DIRECTION: Determine the number of lines containing the word "приложение". Reply with it and nothing else.

RECORDED INFORMATION:
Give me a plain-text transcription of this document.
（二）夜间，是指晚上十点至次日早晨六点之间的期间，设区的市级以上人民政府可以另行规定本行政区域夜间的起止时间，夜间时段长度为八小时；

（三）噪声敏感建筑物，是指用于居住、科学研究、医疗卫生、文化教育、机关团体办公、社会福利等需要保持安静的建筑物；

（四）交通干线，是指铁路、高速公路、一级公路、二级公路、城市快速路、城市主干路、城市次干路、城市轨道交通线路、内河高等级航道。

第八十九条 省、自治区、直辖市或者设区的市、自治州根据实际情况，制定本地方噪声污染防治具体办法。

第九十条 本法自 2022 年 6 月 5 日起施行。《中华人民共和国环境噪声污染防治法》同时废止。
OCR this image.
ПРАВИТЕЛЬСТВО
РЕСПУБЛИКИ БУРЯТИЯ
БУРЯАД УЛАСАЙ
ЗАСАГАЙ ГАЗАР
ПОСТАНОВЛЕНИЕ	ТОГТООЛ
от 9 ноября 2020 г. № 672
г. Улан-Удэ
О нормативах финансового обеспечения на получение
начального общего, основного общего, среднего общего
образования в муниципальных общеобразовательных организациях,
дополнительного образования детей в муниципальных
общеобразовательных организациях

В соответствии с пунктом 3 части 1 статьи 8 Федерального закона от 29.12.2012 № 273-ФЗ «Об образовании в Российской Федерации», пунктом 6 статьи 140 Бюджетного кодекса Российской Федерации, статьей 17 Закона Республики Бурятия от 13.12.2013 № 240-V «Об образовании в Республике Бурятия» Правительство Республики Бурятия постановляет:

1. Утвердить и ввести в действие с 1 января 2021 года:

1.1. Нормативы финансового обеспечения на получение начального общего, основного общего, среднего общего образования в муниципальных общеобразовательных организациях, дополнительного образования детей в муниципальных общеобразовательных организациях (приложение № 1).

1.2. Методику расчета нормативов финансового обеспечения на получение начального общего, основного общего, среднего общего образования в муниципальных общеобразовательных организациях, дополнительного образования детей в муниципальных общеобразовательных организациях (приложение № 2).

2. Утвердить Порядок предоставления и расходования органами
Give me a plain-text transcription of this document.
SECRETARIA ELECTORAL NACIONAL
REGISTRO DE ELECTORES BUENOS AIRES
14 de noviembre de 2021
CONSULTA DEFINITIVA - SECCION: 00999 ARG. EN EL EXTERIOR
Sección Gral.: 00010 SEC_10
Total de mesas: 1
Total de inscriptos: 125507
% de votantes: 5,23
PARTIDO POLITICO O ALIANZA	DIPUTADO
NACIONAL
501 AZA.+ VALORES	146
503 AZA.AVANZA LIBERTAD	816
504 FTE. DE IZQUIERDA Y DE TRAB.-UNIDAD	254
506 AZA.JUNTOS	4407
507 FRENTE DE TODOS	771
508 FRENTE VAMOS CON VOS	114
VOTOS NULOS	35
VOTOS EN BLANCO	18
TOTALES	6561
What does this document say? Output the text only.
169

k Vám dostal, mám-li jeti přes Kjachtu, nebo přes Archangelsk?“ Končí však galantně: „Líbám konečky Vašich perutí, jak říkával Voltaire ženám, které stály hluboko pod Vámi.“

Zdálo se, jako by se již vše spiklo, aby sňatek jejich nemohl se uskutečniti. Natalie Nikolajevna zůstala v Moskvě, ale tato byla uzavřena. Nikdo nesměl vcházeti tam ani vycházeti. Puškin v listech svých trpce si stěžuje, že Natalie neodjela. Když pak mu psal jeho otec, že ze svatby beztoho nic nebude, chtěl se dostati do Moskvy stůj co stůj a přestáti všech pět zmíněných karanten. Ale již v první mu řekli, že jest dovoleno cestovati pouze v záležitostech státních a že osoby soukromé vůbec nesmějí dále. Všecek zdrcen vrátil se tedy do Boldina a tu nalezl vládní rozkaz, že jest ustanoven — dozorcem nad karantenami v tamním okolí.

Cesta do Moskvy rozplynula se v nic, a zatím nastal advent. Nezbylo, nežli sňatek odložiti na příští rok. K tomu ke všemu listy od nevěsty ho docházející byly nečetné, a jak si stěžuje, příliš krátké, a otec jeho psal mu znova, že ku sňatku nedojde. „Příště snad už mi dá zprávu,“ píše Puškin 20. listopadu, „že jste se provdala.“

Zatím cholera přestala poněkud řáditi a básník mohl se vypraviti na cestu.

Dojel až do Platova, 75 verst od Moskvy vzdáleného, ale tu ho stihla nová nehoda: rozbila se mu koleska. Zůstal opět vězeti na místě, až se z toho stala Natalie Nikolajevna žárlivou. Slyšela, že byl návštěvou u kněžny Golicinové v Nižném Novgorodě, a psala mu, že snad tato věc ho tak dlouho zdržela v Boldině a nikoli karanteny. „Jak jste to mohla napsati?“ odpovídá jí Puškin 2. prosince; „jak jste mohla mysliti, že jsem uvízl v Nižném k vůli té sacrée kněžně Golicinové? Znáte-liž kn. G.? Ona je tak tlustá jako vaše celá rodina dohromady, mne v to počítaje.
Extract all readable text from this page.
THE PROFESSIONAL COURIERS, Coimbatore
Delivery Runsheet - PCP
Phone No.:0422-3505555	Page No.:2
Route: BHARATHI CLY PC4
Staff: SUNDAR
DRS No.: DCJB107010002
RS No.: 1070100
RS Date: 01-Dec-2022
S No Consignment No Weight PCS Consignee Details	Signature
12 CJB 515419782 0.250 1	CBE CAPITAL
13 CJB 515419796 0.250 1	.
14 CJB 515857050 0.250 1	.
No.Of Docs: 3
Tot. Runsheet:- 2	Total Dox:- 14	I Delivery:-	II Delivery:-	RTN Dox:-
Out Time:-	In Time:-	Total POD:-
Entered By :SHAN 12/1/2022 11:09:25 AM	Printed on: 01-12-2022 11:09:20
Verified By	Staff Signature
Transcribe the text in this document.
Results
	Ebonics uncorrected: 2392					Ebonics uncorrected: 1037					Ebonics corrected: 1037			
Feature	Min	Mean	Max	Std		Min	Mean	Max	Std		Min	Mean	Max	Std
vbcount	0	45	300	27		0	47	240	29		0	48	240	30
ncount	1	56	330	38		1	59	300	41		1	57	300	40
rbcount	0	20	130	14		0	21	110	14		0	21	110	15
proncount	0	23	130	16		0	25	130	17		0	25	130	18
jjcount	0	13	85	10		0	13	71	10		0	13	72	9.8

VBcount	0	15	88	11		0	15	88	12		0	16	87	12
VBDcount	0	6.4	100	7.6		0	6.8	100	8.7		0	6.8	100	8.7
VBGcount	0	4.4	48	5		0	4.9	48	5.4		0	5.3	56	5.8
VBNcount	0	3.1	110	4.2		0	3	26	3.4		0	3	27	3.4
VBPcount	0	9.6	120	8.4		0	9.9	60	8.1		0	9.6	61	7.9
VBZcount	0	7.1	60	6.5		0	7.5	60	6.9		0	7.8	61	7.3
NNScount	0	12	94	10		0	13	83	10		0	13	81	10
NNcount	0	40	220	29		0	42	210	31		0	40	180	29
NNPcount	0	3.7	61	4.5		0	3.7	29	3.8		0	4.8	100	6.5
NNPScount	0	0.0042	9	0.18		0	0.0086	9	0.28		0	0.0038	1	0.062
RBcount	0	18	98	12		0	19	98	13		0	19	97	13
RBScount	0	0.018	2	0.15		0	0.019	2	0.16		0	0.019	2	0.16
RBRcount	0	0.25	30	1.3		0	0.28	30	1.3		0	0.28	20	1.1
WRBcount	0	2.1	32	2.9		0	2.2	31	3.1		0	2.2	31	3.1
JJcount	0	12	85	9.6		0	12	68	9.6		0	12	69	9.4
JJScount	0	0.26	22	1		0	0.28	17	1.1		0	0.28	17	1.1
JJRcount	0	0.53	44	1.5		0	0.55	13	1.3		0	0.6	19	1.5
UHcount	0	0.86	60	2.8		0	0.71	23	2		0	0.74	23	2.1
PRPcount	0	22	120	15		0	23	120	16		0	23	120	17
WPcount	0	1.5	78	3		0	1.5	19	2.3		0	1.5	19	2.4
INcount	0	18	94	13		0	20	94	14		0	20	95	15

OUTPUT OF THE TASK: 2